Find every line of the listing below where "Team" appears, and copy it.

────────────────────────────────────────

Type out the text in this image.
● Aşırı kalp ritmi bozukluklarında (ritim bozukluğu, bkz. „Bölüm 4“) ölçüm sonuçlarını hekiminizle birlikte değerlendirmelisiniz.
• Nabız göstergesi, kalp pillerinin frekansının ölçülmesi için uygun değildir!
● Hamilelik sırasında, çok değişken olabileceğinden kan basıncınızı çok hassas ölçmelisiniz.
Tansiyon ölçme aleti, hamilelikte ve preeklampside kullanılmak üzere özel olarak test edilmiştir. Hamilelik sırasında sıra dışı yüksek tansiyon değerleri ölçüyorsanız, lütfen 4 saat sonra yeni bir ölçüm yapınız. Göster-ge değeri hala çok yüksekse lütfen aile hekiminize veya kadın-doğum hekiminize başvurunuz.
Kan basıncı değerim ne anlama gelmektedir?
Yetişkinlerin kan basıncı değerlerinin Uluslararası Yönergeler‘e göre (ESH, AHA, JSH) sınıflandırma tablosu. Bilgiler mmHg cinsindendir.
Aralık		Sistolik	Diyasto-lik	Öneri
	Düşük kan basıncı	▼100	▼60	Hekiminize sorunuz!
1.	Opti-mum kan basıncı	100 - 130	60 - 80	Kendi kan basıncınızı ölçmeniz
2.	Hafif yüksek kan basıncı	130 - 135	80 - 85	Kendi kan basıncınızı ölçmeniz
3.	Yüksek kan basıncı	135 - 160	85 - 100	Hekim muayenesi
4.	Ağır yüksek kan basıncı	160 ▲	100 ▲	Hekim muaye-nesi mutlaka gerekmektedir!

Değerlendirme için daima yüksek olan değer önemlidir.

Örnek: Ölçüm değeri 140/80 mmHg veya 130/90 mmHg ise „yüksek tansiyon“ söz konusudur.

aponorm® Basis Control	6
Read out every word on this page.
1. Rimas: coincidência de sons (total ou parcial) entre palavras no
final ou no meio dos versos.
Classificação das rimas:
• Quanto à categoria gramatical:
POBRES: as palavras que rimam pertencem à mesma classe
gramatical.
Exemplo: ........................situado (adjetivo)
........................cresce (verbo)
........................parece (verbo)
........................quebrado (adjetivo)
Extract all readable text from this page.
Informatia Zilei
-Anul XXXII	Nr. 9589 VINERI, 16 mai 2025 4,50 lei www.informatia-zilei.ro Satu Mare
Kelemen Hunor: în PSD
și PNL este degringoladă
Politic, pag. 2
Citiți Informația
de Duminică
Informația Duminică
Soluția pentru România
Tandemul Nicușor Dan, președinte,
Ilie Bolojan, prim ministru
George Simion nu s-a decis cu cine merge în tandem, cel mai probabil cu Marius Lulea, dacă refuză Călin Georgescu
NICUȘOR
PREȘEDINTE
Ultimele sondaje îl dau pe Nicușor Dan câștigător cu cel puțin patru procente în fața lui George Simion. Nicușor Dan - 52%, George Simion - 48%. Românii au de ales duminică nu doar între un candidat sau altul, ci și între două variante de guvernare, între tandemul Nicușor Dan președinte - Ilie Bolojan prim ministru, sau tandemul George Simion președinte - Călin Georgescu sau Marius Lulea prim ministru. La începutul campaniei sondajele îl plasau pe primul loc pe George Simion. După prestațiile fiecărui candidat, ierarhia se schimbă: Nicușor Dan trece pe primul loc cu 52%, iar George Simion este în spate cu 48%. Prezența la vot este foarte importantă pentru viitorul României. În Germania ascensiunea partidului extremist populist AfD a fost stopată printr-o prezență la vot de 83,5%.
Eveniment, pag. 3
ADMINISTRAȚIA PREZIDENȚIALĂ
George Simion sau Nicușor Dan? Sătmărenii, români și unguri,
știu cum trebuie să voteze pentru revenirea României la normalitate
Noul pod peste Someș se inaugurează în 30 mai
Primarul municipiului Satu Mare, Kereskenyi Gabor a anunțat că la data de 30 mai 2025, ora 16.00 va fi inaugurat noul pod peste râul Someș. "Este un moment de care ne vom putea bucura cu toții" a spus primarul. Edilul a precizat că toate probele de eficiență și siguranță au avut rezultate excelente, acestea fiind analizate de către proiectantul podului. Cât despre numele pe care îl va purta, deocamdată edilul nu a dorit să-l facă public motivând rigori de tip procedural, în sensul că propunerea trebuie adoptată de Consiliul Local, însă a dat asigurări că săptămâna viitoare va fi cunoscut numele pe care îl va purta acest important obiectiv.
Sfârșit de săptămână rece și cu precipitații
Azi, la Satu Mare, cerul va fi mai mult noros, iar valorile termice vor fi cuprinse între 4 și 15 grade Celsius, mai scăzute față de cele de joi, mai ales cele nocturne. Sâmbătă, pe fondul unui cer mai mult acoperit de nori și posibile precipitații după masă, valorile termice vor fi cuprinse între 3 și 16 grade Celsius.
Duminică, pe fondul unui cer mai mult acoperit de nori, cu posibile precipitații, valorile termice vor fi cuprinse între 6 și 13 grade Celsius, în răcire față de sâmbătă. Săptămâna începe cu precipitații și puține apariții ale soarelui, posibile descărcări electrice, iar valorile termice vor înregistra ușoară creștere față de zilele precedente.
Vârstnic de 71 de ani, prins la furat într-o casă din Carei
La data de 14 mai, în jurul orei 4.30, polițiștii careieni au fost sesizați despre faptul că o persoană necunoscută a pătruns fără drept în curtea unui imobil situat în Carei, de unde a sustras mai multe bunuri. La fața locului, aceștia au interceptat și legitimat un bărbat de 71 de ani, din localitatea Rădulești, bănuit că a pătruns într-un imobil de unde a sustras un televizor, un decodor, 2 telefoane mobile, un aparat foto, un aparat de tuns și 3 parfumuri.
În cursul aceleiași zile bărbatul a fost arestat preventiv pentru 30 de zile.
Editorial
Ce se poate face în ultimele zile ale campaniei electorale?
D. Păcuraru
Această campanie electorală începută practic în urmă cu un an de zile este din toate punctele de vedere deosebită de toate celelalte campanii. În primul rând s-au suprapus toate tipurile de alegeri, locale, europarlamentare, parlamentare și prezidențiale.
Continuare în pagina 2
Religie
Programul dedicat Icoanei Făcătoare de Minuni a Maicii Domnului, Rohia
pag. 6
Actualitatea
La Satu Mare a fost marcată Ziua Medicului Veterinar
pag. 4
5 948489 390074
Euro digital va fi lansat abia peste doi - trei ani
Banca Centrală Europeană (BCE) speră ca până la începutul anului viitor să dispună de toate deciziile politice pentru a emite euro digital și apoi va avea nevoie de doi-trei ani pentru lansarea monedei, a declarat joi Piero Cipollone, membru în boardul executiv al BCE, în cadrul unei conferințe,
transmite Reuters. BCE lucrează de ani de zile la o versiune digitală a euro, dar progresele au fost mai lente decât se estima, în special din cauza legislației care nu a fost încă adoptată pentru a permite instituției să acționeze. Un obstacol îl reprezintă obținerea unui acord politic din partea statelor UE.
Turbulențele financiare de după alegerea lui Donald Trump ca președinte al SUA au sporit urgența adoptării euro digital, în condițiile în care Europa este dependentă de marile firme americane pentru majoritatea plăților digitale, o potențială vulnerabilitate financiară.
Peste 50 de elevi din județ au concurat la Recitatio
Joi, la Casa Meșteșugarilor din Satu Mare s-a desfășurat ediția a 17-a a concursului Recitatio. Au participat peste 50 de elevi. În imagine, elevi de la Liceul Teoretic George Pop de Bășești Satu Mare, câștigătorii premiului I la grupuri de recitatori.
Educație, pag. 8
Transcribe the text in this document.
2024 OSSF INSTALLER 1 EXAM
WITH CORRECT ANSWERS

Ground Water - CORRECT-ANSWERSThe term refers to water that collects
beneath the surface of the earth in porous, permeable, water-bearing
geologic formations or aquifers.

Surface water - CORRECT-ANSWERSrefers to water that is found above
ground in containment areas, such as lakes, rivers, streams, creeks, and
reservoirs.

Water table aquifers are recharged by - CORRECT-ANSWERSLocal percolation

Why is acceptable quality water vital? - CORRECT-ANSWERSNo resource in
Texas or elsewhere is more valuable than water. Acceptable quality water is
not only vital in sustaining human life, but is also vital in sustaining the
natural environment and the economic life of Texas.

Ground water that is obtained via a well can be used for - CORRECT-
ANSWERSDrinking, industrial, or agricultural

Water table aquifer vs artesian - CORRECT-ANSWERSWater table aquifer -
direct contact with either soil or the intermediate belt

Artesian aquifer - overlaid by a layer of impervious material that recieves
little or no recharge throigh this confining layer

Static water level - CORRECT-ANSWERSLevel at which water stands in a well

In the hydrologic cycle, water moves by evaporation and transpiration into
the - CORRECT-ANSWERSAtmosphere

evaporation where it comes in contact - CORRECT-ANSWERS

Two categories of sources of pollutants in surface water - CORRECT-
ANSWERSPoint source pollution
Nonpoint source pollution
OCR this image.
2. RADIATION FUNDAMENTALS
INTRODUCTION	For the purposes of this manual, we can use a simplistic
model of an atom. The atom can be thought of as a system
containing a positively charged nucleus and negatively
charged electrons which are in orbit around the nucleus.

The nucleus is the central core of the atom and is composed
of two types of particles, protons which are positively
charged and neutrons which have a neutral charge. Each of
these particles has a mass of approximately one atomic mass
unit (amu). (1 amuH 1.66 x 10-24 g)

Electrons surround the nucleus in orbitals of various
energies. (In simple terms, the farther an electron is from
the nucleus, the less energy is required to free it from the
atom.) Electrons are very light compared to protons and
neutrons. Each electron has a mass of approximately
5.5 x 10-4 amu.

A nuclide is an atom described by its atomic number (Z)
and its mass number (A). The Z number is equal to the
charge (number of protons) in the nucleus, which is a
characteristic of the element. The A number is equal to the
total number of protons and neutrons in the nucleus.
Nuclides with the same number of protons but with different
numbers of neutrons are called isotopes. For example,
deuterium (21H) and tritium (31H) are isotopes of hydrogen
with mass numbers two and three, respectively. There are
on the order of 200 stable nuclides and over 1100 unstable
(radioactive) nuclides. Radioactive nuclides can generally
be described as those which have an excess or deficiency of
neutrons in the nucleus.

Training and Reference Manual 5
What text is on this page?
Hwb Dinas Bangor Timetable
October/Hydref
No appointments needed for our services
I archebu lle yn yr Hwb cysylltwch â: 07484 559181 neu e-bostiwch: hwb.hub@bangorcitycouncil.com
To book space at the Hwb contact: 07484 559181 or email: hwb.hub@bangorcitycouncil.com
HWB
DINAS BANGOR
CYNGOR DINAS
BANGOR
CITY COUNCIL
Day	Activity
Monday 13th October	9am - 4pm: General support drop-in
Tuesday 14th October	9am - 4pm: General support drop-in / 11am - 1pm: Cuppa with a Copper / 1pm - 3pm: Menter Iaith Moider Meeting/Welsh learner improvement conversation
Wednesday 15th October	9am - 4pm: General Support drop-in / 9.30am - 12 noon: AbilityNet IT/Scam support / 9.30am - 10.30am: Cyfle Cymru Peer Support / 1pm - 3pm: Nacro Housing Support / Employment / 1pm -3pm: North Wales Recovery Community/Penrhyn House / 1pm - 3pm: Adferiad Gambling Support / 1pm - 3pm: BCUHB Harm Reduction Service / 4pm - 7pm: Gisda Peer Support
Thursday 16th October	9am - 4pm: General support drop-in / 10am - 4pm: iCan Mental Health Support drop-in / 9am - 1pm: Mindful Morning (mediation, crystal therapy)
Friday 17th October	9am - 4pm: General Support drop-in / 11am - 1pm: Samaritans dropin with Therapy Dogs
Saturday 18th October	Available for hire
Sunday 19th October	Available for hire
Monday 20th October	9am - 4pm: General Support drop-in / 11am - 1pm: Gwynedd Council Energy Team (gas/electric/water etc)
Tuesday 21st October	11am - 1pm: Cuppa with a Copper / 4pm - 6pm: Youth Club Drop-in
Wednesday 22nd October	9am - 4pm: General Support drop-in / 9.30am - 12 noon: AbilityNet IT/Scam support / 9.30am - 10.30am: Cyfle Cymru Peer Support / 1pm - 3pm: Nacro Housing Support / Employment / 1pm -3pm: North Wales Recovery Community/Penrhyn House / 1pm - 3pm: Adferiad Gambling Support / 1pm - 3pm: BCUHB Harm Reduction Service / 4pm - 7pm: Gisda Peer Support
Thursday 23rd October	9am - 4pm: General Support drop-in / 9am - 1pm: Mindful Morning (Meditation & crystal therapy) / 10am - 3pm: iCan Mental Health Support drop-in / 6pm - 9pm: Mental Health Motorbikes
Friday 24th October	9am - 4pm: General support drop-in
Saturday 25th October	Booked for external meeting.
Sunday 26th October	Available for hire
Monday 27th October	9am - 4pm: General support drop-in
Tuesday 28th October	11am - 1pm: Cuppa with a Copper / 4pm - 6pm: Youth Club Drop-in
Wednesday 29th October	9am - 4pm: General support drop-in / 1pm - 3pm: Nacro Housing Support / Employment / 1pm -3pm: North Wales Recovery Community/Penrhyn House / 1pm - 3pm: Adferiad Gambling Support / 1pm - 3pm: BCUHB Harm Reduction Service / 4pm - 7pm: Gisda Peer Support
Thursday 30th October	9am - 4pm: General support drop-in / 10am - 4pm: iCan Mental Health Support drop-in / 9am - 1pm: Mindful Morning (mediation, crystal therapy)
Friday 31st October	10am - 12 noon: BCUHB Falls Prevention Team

────────────────────────────────────────

• ANSWER TO THE PROBLEM
Monday 20th October	9am - 4pm: General Support drop-in / 11am - 1pm: Gwynedd Council Energy Team (gas/electric/water etc)
Friday 31st October	10am - 12 noon: BCUHB Falls Prevention Team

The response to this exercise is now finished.